_PROMPT:_ From the entries below, extract every line that includes the word "text".

_DATASET ROWS:_
"""

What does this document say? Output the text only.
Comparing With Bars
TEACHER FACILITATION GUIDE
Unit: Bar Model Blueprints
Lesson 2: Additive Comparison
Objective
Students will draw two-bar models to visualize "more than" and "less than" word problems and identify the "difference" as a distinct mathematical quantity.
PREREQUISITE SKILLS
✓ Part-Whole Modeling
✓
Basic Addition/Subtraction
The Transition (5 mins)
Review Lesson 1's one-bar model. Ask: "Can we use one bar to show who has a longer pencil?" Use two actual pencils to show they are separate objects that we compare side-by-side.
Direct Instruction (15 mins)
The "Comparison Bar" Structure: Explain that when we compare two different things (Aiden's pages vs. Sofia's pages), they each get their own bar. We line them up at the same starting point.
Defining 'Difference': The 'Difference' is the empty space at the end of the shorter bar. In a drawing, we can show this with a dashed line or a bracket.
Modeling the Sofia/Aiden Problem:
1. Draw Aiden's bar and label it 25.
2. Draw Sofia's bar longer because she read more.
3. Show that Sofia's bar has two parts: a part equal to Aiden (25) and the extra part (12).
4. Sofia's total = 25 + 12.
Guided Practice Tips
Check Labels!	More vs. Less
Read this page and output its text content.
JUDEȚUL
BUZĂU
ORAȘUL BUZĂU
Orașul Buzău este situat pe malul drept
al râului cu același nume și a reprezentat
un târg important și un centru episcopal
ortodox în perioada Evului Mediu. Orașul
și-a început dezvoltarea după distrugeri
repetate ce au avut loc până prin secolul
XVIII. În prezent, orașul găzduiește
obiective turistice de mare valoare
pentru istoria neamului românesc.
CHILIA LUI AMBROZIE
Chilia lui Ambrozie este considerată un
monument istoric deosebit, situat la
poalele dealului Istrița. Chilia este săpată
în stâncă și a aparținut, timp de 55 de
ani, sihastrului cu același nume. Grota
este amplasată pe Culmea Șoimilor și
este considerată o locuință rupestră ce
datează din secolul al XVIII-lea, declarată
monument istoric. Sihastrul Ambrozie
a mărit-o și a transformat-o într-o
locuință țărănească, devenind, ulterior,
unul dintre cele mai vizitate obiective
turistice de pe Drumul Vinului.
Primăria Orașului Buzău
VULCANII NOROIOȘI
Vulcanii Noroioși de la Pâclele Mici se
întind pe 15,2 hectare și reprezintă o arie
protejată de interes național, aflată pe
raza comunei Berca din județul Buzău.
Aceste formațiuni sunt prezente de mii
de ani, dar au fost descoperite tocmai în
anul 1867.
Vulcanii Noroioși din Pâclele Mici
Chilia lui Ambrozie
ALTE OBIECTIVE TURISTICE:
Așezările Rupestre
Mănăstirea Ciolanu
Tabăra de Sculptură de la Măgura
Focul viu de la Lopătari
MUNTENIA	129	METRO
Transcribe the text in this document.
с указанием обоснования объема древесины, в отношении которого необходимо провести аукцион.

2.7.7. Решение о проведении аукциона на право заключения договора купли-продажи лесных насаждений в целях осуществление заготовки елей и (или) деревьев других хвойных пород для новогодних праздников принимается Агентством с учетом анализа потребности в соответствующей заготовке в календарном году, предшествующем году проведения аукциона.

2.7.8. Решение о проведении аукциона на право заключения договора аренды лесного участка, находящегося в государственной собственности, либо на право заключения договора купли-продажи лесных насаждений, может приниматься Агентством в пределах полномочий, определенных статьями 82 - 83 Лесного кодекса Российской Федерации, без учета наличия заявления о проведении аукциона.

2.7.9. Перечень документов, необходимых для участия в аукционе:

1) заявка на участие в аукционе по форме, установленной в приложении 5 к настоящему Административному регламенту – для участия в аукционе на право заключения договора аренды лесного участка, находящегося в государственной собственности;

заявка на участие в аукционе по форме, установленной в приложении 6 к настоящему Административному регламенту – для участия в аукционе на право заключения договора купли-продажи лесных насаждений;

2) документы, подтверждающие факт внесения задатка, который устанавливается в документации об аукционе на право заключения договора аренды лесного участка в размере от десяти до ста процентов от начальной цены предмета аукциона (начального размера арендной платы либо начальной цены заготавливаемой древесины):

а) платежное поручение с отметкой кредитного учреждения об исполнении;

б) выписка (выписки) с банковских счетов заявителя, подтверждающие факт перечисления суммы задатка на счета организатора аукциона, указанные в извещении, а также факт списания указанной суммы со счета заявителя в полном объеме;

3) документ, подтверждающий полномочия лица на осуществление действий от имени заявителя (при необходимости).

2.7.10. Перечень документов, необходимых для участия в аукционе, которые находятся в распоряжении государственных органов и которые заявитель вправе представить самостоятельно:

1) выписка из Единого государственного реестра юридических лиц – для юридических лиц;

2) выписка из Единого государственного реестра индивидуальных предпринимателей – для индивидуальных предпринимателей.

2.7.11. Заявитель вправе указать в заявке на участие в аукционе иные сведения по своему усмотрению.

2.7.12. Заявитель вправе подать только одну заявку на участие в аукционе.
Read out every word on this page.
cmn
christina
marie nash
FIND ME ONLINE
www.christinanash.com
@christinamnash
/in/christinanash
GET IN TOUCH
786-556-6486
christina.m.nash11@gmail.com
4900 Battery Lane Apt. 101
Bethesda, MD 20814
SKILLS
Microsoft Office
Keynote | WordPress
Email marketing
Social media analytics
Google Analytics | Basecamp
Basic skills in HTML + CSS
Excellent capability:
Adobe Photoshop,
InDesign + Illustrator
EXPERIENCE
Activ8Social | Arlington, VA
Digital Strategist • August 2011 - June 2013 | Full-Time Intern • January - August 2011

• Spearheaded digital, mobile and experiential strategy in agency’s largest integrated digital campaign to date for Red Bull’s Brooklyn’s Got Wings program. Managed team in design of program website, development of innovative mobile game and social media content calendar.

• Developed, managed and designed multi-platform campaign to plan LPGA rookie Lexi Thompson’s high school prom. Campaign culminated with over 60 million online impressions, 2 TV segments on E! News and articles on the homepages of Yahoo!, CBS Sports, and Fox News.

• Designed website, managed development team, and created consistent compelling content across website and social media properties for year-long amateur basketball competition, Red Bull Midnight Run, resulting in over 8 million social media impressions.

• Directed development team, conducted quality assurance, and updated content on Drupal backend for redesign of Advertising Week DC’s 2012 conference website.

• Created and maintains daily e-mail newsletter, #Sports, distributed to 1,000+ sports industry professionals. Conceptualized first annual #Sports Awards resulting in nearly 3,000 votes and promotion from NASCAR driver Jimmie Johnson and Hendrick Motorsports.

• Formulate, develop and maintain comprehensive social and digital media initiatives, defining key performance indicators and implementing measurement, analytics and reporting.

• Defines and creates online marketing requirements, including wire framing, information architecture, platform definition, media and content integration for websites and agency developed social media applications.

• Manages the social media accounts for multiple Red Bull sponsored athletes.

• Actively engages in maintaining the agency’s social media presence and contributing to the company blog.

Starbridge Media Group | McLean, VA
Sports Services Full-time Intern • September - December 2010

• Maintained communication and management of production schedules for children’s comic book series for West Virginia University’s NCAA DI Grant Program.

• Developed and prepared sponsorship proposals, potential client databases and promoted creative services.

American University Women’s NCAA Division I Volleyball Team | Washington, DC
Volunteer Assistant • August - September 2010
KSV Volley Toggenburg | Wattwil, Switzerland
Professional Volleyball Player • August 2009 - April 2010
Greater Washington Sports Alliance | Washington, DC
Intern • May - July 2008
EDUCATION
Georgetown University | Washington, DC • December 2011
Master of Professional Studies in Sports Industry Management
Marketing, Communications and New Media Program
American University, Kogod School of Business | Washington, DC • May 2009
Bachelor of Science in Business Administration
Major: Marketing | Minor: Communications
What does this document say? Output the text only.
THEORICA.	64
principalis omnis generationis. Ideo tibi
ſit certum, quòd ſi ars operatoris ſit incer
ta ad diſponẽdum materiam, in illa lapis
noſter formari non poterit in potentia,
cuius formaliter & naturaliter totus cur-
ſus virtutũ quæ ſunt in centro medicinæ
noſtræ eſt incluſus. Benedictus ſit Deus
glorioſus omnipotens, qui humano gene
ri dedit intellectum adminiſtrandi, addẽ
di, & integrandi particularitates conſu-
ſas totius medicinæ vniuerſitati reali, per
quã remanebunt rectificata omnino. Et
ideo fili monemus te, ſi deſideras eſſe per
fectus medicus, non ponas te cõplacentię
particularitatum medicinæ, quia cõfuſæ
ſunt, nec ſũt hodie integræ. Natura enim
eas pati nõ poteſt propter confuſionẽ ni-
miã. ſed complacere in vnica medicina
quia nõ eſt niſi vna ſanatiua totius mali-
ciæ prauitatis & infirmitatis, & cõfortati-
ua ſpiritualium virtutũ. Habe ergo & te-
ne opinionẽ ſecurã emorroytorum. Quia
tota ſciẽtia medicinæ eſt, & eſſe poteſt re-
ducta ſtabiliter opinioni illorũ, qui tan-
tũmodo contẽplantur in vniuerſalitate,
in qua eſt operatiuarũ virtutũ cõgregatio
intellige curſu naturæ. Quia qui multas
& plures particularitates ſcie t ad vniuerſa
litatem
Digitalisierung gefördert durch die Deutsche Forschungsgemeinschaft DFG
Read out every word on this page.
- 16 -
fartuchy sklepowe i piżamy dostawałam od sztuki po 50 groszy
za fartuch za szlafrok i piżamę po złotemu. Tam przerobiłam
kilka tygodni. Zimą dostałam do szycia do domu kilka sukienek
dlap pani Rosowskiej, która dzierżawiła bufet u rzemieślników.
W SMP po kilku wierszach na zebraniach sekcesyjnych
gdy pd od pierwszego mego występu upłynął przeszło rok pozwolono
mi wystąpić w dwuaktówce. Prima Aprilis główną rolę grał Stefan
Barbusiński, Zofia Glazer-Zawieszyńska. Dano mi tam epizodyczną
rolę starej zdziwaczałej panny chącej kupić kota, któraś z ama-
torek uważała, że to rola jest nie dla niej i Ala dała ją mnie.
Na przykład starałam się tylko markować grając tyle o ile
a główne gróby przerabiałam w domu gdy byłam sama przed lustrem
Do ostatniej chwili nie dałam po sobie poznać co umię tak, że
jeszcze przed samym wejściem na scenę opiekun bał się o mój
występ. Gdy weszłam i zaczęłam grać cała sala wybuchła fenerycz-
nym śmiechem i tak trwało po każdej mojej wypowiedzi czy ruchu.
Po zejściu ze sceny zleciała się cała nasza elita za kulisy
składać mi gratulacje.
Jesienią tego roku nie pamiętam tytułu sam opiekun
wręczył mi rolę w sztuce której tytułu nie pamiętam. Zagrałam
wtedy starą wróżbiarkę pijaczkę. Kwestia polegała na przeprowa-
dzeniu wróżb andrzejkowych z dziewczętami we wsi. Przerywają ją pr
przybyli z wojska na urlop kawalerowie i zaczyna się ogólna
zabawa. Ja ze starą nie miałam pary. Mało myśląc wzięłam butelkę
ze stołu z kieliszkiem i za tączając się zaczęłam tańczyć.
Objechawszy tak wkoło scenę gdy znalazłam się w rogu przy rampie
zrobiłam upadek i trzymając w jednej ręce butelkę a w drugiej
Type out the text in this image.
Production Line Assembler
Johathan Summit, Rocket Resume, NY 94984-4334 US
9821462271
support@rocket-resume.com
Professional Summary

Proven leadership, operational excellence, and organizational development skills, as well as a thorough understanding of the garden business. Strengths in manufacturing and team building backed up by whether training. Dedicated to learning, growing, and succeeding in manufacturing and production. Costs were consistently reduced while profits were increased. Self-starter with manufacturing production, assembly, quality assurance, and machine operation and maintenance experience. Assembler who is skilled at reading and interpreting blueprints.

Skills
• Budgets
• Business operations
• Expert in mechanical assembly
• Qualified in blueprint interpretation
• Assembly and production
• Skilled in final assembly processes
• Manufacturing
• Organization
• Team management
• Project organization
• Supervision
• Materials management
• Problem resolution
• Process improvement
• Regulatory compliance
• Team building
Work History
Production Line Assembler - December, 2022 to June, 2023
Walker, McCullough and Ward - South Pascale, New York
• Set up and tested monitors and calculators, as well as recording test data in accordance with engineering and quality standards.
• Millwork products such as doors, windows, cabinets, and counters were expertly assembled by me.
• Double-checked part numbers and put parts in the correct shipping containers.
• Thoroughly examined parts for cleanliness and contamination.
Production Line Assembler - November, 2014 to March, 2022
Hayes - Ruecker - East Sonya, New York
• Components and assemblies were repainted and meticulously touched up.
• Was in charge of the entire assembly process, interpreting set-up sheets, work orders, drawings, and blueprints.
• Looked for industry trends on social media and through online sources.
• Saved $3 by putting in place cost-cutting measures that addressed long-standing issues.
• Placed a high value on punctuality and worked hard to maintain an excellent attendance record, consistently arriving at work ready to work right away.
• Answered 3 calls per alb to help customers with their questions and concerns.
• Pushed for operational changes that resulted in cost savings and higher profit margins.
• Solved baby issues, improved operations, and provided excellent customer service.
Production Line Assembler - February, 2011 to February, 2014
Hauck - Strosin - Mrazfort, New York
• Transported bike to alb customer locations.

"""

_ANSWER TO THIS EXERCISE:_
What does this document say? Output the text only.
Read this page and output its text content.
Transcribe the text in this document.
What does this document say? Output the text only.
Type out the text in this image.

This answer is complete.